**DATASET EXCERPTS**
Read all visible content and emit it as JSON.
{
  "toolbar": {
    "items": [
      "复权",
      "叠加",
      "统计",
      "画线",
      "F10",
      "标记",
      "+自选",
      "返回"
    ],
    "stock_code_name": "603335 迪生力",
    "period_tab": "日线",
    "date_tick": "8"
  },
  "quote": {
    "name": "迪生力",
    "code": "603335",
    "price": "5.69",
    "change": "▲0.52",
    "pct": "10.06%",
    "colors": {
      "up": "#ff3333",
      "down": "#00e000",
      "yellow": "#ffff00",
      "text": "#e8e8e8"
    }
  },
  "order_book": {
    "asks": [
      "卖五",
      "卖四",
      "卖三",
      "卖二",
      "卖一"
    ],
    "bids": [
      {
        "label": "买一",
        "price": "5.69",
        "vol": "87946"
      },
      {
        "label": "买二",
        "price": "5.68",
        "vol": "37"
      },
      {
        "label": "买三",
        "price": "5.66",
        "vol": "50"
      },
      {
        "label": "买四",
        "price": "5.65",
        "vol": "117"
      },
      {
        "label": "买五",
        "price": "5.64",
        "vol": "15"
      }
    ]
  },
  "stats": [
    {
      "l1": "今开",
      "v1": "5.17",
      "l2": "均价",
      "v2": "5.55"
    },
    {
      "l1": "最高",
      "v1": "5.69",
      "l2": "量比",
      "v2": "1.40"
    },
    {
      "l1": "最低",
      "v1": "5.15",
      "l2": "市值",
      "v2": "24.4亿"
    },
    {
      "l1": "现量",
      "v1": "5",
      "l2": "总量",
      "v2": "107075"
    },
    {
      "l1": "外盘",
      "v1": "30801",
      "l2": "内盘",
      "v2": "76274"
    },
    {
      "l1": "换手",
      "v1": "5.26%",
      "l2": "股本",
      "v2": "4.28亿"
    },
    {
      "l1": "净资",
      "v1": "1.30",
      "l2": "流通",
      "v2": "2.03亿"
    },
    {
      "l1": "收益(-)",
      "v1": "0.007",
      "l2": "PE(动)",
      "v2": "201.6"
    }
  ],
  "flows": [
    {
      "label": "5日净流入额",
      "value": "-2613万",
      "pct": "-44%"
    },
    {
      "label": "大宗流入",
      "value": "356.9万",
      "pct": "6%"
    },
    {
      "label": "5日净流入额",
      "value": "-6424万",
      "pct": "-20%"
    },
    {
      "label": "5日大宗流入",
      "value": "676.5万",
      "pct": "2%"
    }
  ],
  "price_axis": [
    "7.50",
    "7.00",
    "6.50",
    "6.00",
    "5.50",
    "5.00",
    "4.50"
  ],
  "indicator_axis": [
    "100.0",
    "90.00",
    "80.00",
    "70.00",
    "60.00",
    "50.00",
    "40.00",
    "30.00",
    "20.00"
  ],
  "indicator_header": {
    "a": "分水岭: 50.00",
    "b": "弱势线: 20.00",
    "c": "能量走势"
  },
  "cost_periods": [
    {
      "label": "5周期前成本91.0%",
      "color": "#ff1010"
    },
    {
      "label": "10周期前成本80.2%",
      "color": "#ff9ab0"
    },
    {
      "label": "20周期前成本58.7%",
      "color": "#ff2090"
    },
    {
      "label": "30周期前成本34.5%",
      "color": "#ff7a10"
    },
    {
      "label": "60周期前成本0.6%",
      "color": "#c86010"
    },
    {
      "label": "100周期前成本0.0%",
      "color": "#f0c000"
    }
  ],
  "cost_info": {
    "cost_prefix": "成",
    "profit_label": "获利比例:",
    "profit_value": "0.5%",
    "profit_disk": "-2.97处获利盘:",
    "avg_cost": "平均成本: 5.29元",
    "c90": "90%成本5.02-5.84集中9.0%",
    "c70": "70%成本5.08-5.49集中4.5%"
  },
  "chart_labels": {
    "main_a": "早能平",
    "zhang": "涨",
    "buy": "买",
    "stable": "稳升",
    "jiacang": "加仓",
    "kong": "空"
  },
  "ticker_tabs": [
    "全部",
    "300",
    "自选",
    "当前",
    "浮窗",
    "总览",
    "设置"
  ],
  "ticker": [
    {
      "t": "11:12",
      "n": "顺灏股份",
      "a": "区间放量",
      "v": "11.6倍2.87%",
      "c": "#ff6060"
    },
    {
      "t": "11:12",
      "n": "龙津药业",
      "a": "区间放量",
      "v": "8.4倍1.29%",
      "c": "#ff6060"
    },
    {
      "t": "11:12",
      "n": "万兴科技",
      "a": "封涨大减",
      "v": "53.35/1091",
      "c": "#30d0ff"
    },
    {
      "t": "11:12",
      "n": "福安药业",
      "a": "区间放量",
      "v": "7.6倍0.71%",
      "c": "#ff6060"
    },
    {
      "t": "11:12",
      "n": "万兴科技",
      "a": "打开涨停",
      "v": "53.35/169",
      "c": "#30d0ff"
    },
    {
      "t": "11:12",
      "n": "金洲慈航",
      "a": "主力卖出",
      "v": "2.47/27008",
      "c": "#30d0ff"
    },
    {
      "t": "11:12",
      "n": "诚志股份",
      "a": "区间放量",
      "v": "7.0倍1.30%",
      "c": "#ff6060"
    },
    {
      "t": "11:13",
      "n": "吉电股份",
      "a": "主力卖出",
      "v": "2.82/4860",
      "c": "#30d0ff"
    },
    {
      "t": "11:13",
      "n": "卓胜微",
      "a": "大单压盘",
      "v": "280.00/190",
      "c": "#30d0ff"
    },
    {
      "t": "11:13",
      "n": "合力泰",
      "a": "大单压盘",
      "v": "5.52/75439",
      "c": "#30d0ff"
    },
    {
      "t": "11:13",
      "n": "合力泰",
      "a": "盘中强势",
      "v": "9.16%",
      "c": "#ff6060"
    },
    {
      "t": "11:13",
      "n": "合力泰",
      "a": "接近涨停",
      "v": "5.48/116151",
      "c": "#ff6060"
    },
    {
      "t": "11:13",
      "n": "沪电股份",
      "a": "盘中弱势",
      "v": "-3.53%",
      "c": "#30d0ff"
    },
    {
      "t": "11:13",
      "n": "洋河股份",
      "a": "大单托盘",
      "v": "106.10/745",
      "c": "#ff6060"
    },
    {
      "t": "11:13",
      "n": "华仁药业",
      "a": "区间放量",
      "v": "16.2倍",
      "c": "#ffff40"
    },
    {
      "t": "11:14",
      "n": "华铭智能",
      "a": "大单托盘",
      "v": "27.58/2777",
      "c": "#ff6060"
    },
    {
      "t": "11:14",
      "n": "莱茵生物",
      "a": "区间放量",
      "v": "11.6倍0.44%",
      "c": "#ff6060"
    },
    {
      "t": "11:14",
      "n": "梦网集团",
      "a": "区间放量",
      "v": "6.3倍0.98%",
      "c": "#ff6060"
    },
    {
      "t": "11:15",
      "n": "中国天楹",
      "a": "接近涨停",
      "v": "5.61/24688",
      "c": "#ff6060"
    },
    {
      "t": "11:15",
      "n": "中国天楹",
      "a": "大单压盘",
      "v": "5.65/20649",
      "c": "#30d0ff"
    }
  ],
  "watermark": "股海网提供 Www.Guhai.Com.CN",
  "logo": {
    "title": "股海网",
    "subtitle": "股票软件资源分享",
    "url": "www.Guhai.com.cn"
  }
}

**BRIEF**
Output each record precisely as given.

**COMPLETE RESPONSE**
Read all visible content and emit it as JSON.
{
  "toolbar": {
    "items": [
      "复权",
      "叠加",
      "统计",
      "画线",
      "F10",
      "标记",
      "+自选",
      "返回"
    ],
    "stock_code_name": "603335 迪生力",
    "period_tab": "日线",
    "date_tick": "8"
  },
  "quote": {
    "name": "迪生力",
    "code": "603335",
    "price": "5.69",
    "change": "▲0.52",
    "pct": "10.06%",
    "colors": {
      "up": "#ff3333",
      "down": "#00e000",
      "yellow": "#ffff00",
      "text": "#e8e8e8"
    }
  },
  "order_book": {
    "asks": [
      "卖五",
      "卖四",
      "卖三",
      "卖二",
      "卖一"
    ],
    "bids": [
      {
        "label": "买一",
        "price": "5.69",
        "vol": "87946"
      },
      {
        "label": "买二",
        "price": "5.68",
        "vol": "37"
      },
      {
        "label": "买三",
        "price": "5.66",
        "vol": "50"
      },
      {
        "label": "买四",
        "price": "5.65",
        "vol": "117"
      },
      {
        "label": "买五",
        "price": "5.64",
        "vol": "15"
      }
    ]
  },
  "stats": [
    {
      "l1": "今开",
      "v1": "5.17",
      "l2": "均价",
      "v2": "5.55"
    },
    {
      "l1": "最高",
      "v1": "5.69",
      "l2": "量比",
      "v2": "1.40"
    },
    {
      "l1": "最低",
      "v1": "5.15",
      "l2": "市值",
      "v2": "24.4亿"
    },
    {
      "l1": "现量",
      "v1": "5",
      "l2": "总量",
      "v2": "107075"
    },
    {
      "l1": "外盘",
      "v1": "30801",
      "l2": "内盘",
      "v2": "76274"
    },
    {
      "l1": "换手",
      "v1": "5.26%",
      "l2": "股本",
      "v2": "4.28亿"
    },
    {
      "l1": "净资",
      "v1": "1.30",
      "l2": "流通",
      "v2": "2.03亿"
    },
    {
      "l1": "收益(-)",
      "v1": "0.007",
      "l2": "PE(动)",
      "v2": "201.6"
    }
  ],
  "flows": [
    {
      "label": "5日净流入额",
      "value": "-2613万",
      "pct": "-44%"
    },
    {
      "label": "大宗流入",
      "value": "356.9万",
      "pct": "6%"
    },
    {
      "label": "5日净流入额",
      "value": "-6424万",
      "pct": "-20%"
    },
    {
      "label": "5日大宗流入",
      "value": "676.5万",
      "pct": "2%"
    }
  ],
  "price_axis": [
    "7.50",
    "7.00",
    "6.50",
    "6.00",
    "5.50",
    "5.00",
    "4.50"
  ],
  "indicator_axis": [
    "100.0",
    "90.00",
    "80.00",
    "70.00",
    "60.00",
    "50.00",
    "40.00",
    "30.00",
    "20.00"
  ],
  "indicator_header": {
    "a": "分水岭: 50.00",
    "b": "弱势线: 20.00",
    "c": "能量走势"
  },
  "cost_periods": [
    {
      "label": "5周期前成本91.0%",
      "color": "#ff1010"
    },
    {
      "label": "10周期前成本80.2%",
      "color": "#ff9ab0"
    },
    {
      "label": "20周期前成本58.7%",
      "color": "#ff2090"
    },
    {
      "label": "30周期前成本34.5%",
      "color": "#ff7a10"
    },
    {
      "label": "60周期前成本0.6%",
      "color": "#c86010"
    },
    {
      "label": "100周期前成本0.0%",
      "color": "#f0c000"
    }
  ],
  "cost_info": {
    "cost_prefix": "成",
    "profit_label": "获利比例:",
    "profit_value": "0.5%",
    "profit_disk": "-2.97处获利盘:",
    "avg_cost": "平均成本: 5.29元",
    "c90": "90%成本5.02-5.84集中9.0%",
    "c70": "70%成本5.08-5.49集中4.5%"
  },
  "chart_labels": {
    "main_a": "早能平",
    "zhang": "涨",
    "buy": "买",
    "stable": "稳升",
    "jiacang": "加仓",
    "kong": "空"
  },
  "ticker_tabs": [
    "全部",
    "300",
    "自选",
    "当前",
    "浮窗",
    "总览",
    "设置"
  ],
  "ticker": [
    {
      "t": "11:12",
      "n": "顺灏股份",
      "a": "区间放量",
      "v": "11.6倍2.87%",
      "c": "#ff6060"
    },
    {
      "t": "11:12",
      "n": "龙津药业",
      "a": "区间放量",
      "v": "8.4倍1.29%",
      "c": "#ff6060"
    },
    {
      "t": "11:12",
      "n": "万兴科技",
      "a": "封涨大减",
      "v": "53.35/1091",
      "c": "#30d0ff"
    },
    {
      "t": "11:12",
      "n": "福安药业",
      "a": "区间放量",
      "v": "7.6倍0.71%",
      "c": "#ff6060"
    },
    {
      "t": "11:12",
      "n": "万兴科技",
      "a": "打开涨停",
      "v": "53.35/169",
      "c": "#30d0ff"
    },
    {
      "t": "11:12",
      "n": "金洲慈航",
      "a": "主力卖出",
      "v": "2.47/27008",
      "c": "#30d0ff"
    },
    {
      "t": "11:12",
      "n": "诚志股份",
      "a": "区间放量",
      "v": "7.0倍1.30%",
      "c": "#ff6060"
    },
    {
      "t": "11:13",
      "n": "吉电股份",
      "a": "主力卖出",
      "v": "2.82/4860",
      "c": "#30d0ff"
    },
    {
      "t": "11:13",
      "n": "卓胜微",
      "a": "大单压盘",
      "v": "280.00/190",
      "c": "#30d0ff"
    },
    {
      "t": "11:13",
      "n": "合力泰",
      "a": "大单压盘",
      "v": "5.52/75439",
      "c": "#30d0ff"
    },
    {
      "t": "11:13",
      "n": "合力泰",
      "a": "盘中强势",
      "v": "9.16%",
      "c": "#ff6060"
    },
    {
      "t": "11:13",
      "n": "合力泰",
      "a": "接近涨停",
      "v": "5.48/116151",
      "c": "#ff6060"
    },
    {
      "t": "11:13",
      "n": "沪电股份",
      "a": "盘中弱势",
      "v": "-3.53%",
      "c": "#30d0ff"
    },
    {
      "t": "11:13",
      "n": "洋河股份",
      "a": "大单托盘",
      "v": "106.10/745",
      "c": "#ff6060"
    },
    {
      "t": "11:13",
      "n": "华仁药业",
      "a": "区间放量",
      "v": "16.2倍",
      "c": "#ffff40"
    },
    {
      "t": "11:14",
      "n": "华铭智能",
      "a": "大单托盘",
      "v": "27.58/2777",
      "c": "#ff6060"
    },
    {
      "t": "11:14",
      "n": "莱茵生物",
      "a": "区间放量",
      "v": "11.6倍0.44%",
      "c": "#ff6060"
    },
    {
      "t": "11:14",
      "n": "梦网集团",
      "a": "区间放量",
      "v": "6.3倍0.98%",
      "c": "#ff6060"
    },
    {
      "t": "11:15",
      "n": "中国天楹",
      "a": "接近涨停",
      "v": "5.61/24688",
      "c": "#ff6060"
    },
    {
      "t": "11:15",
      "n": "中国天楹",
      "a": "大单压盘",
      "v": "5.65/20649",
      "c": "#30d0ff"
    }
  ],
  "watermark": "股海网提供 Www.Guhai.Com.CN",
  "logo": {
    "title": "股海网",
    "subtitle": "股票软件资源分享",
    "url": "www.Guhai.com.cn"
  }
}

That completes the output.